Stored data
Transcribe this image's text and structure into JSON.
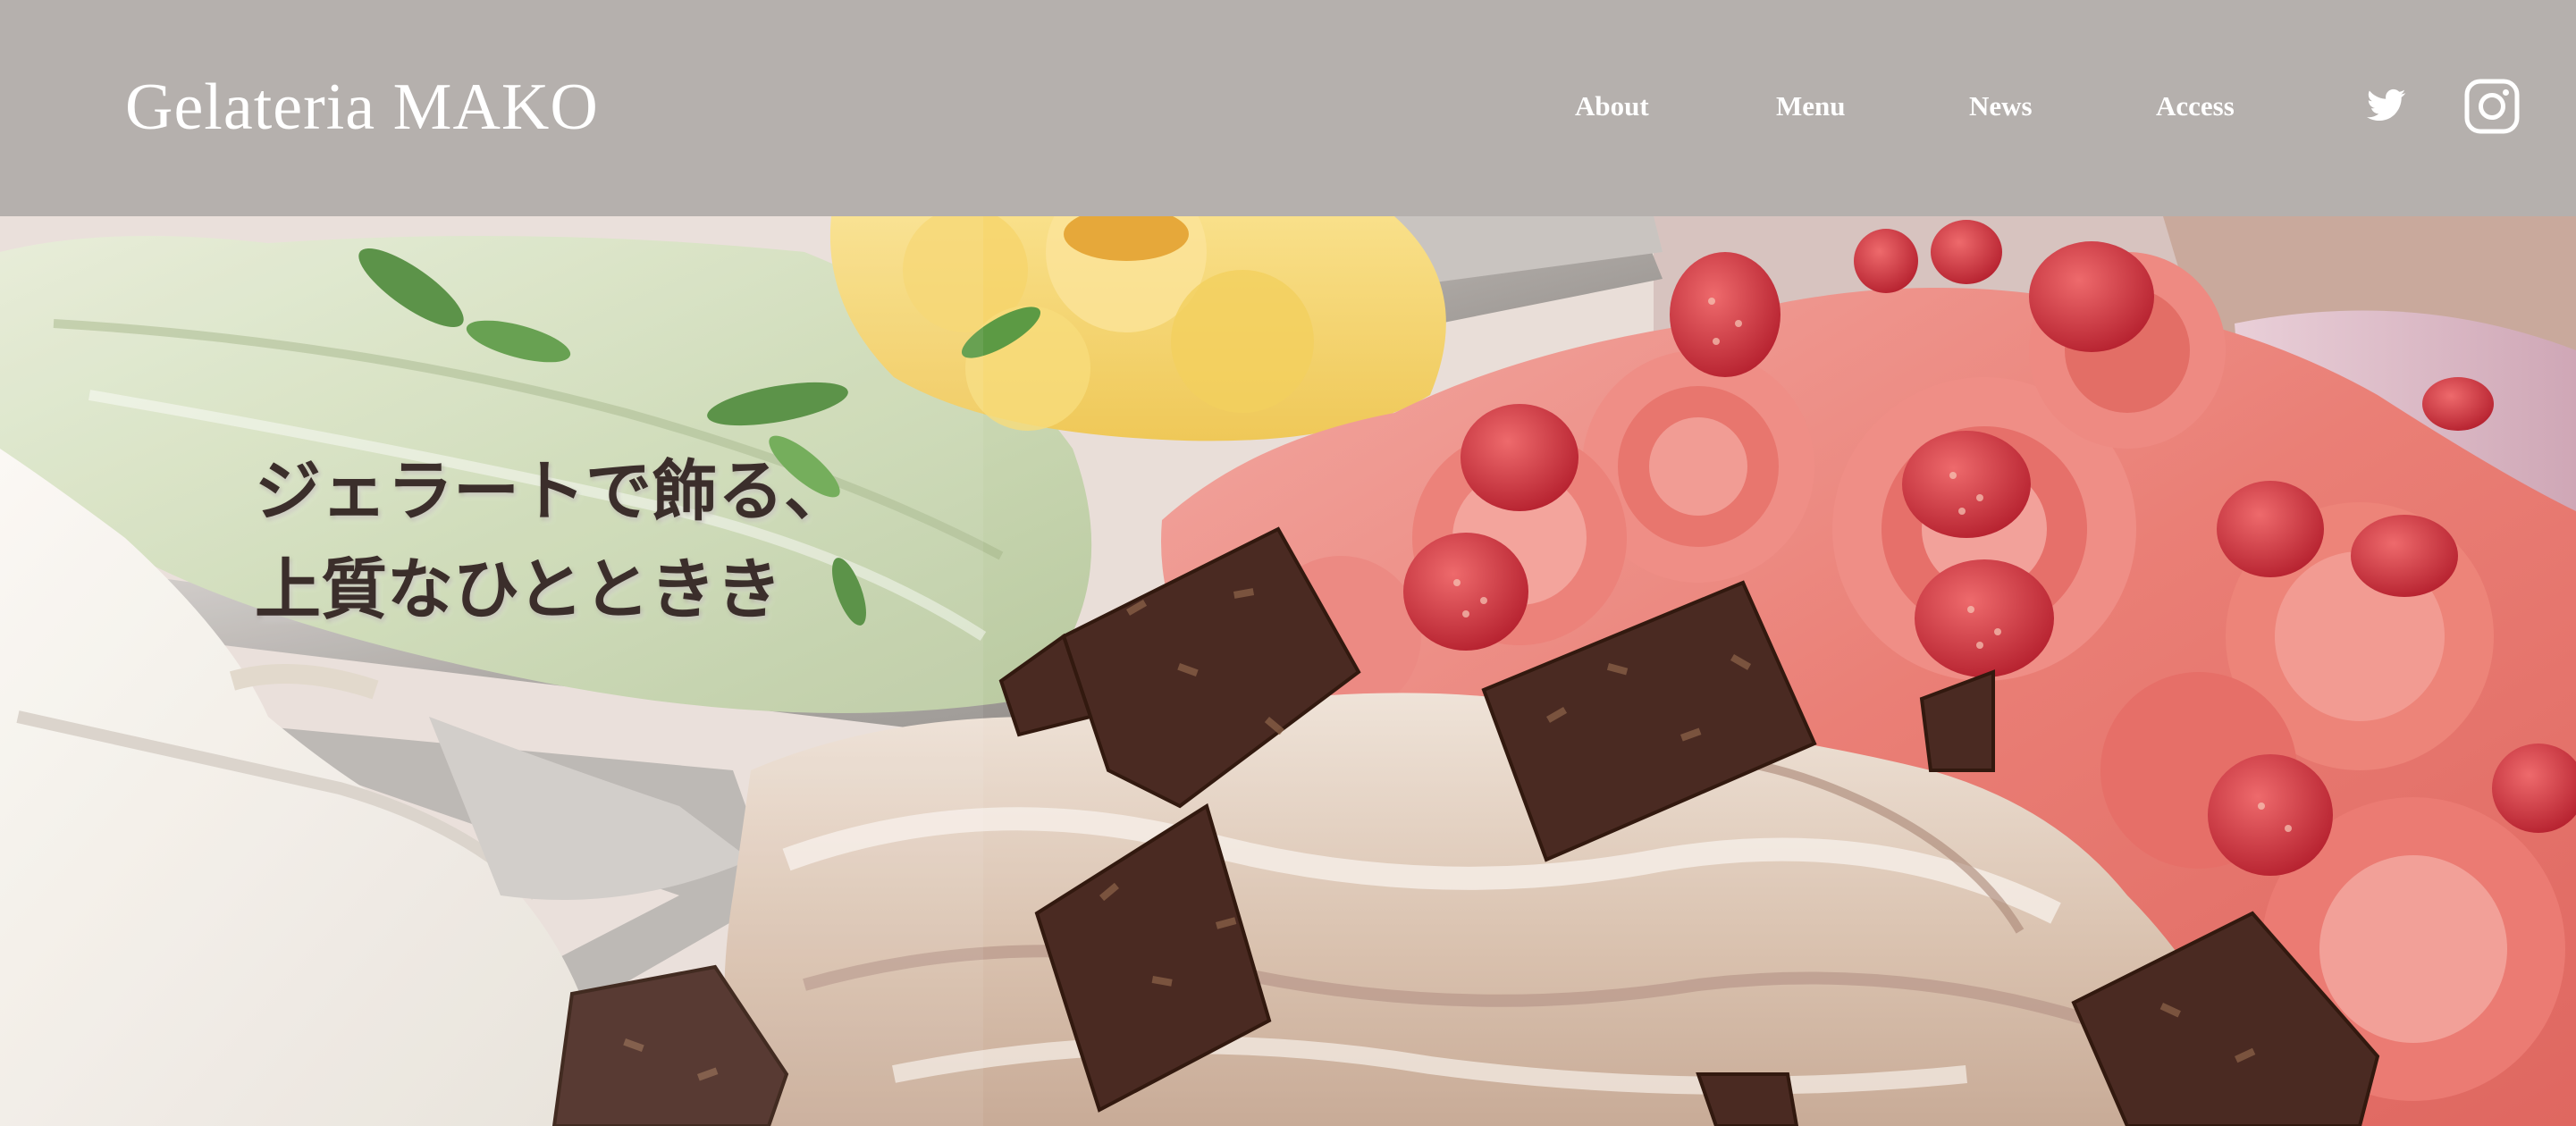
{
  "header": {
    "logo": "Gelateria MAKO",
    "nav": {
      "about": "About",
      "menu": "Menu",
      "news": "News",
      "access": "Access"
    },
    "social": [
      "twitter-icon",
      "instagram-icon"
    ],
    "background_color": "#b5b0ad"
  },
  "hero": {
    "tagline_line1": "ジェラートで飾る、",
    "tagline_line2": "上質なひとときき",
    "image": "gelato-display-photo",
    "tagline_color": "#3b2e2b"
  }
}
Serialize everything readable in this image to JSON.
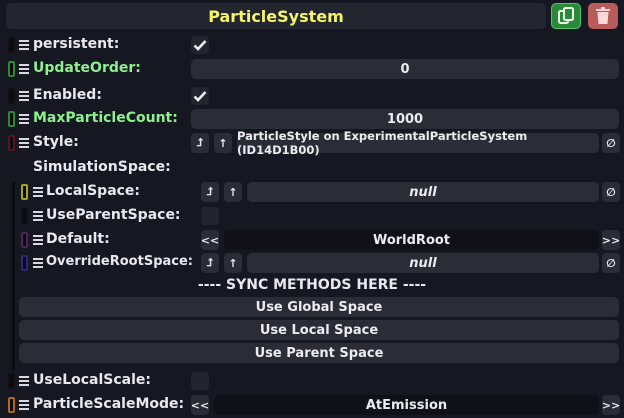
{
  "header": {
    "title": "ParticleSystem",
    "duplicate_icon": "duplicate-icon",
    "delete_icon": "trash-icon"
  },
  "colors": {
    "title": "#f5f56a",
    "green_label": "#8ef08e",
    "duplicate_bg": "#2a8a3a",
    "delete_bg": "#b85b5b"
  },
  "fields": {
    "persistent": {
      "label": "persistent:",
      "checked": true
    },
    "update_order": {
      "label": "UpdateOrder:",
      "value": "0"
    },
    "enabled": {
      "label": "Enabled:",
      "checked": true
    },
    "max_particle_count": {
      "label": "MaxParticleCount:",
      "value": "1000"
    },
    "style": {
      "label": "Style:",
      "value": "ParticleStyle on ExperimentalParticleSystem (ID14D1B00)",
      "clear": "∅"
    },
    "simulation_space": {
      "label": "SimulationSpace:"
    },
    "local_space": {
      "label": "LocalSpace:",
      "value": "null",
      "clear": "∅"
    },
    "use_parent_space": {
      "label": "UseParentSpace:",
      "checked": false
    },
    "default": {
      "label": "Default:",
      "value": "WorldRoot",
      "prev": "<<",
      "next": ">>"
    },
    "override_root_space": {
      "label": "OverrideRootSpace:",
      "value": "null",
      "clear": "∅"
    },
    "sync_header": "---- SYNC METHODS HERE ----",
    "use_global_space": "Use Global Space",
    "use_local_space": "Use Local Space",
    "use_parent_space_btn": "Use Parent Space",
    "use_local_scale": {
      "label": "UseLocalScale:",
      "checked": false
    },
    "particle_scale_mode": {
      "label": "ParticleScaleMode:",
      "value": "AtEmission",
      "prev": "<<",
      "next": ">>"
    }
  },
  "ref_buttons": {
    "jump": "⮥",
    "up": "↑"
  }
}
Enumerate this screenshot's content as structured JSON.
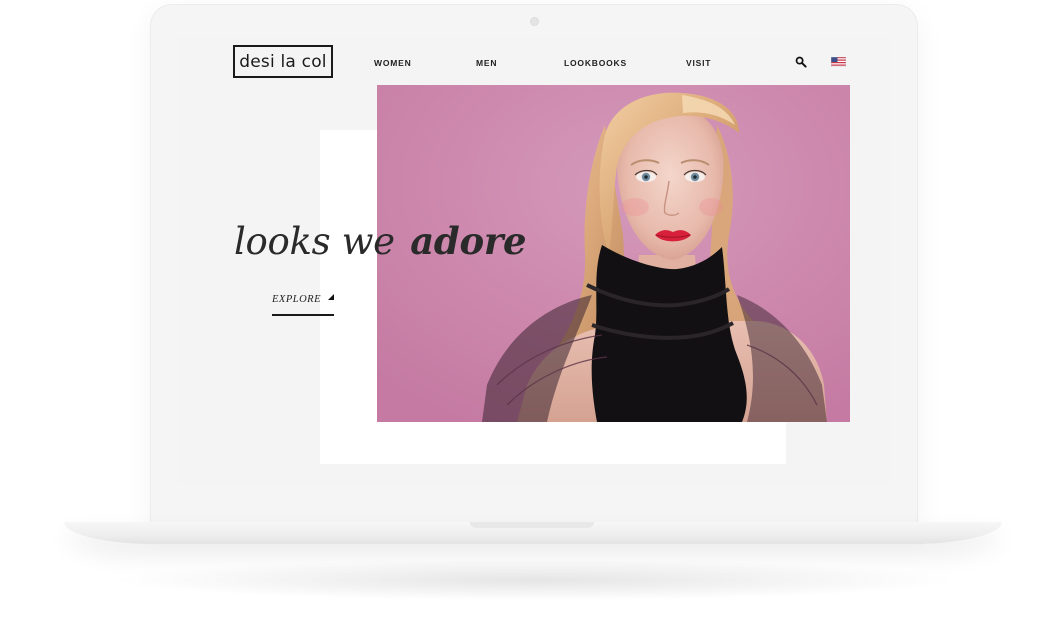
{
  "site": {
    "logo_text": "desi la col"
  },
  "nav": {
    "items": [
      {
        "label": "WOMEN"
      },
      {
        "label": "MEN"
      },
      {
        "label": "LOOKBOOKS"
      },
      {
        "label": "VISIT"
      }
    ],
    "search_icon": "search-icon",
    "flag_icon": "us-flag-icon"
  },
  "hero": {
    "headline_part1": "looks",
    "headline_part2": "we",
    "headline_part3": "adore",
    "cta_label": "EXPLORE",
    "image_subject": "model-portrait",
    "background_color": "#cc88ac"
  },
  "colors": {
    "screen_bg": "#f4f4f4",
    "text": "#1a1a1a",
    "accent_lips": "#d8203a"
  }
}
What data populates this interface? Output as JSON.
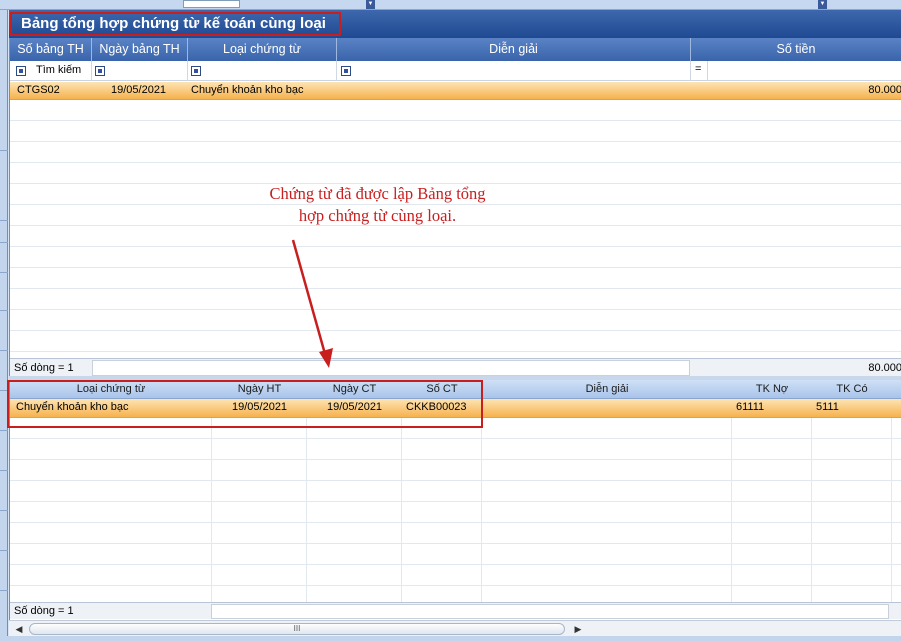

◆ THE TASK ◆
Pick out all lines containing the string "this".

◆ WRITTEN ANSWER ◆
Transcribe this image's text and structure into JSON.
Serialize everything readable in this image to JSON.
Enumerate this screenshot's content as structured JSON.
What data populates this interface? Output as JSON.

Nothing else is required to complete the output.